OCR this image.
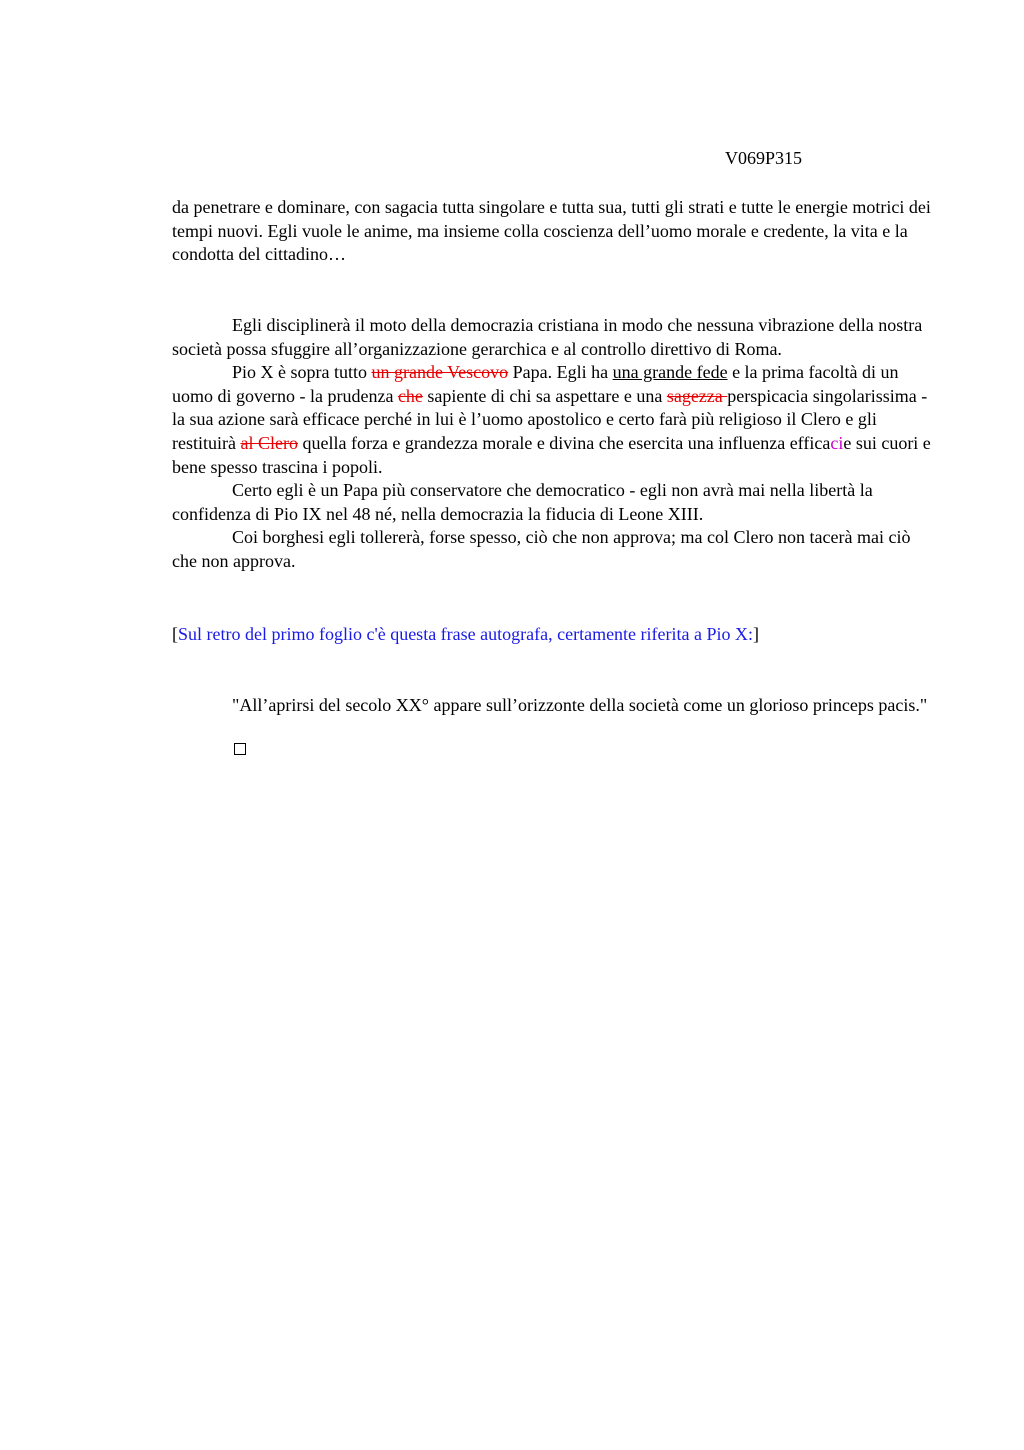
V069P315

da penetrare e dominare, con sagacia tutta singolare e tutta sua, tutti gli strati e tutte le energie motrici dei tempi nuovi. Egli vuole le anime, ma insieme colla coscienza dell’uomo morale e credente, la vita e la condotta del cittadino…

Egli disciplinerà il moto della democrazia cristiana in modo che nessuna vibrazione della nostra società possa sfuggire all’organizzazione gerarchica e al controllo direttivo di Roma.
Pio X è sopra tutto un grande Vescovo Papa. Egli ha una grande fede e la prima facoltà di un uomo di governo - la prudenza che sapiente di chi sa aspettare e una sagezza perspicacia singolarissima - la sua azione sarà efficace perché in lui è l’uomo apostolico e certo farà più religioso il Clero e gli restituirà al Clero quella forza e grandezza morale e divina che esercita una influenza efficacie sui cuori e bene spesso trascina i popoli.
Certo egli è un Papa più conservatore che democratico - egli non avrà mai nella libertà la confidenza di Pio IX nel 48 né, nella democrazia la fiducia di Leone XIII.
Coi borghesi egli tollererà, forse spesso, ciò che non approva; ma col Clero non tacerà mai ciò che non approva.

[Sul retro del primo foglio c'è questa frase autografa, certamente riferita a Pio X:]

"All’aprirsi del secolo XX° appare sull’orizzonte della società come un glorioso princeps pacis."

▶ **Given task**
Quote everything in the listing above exactly; pictures are the only thing to omit.

▶ **Task response**
OCR this image.
V069P315

da penetrare e dominare, con sagacia tutta singolare e tutta sua, tutti gli strati e tutte le energie motrici dei tempi nuovi. Egli vuole le anime, ma insieme colla coscienza dell’uomo morale e credente, la vita e la condotta del cittadino…

Egli disciplinerà il moto della democrazia cristiana in modo che nessuna vibrazione della nostra società possa sfuggire all’organizzazione gerarchica e al controllo direttivo di Roma.
Pio X è sopra tutto un grande Vescovo Papa. Egli ha una grande fede e la prima facoltà di un uomo di governo - la prudenza che sapiente di chi sa aspettare e una sagezza perspicacia singolarissima - la sua azione sarà efficace perché in lui è l’uomo apostolico e certo farà più religioso il Clero e gli restituirà al Clero quella forza e grandezza morale e divina che esercita una influenza efficacie sui cuori e bene spesso trascina i popoli.
Certo egli è un Papa più conservatore che democratico - egli non avrà mai nella libertà la confidenza di Pio IX nel 48 né, nella democrazia la fiducia di Leone XIII.
Coi borghesi egli tollererà, forse spesso, ciò che non approva; ma col Clero non tacerà mai ciò che non approva.

[Sul retro del primo foglio c'è questa frase autografa, certamente riferita a Pio X:]

"All’aprirsi del secolo XX° appare sull’orizzonte della società come un glorioso princeps pacis."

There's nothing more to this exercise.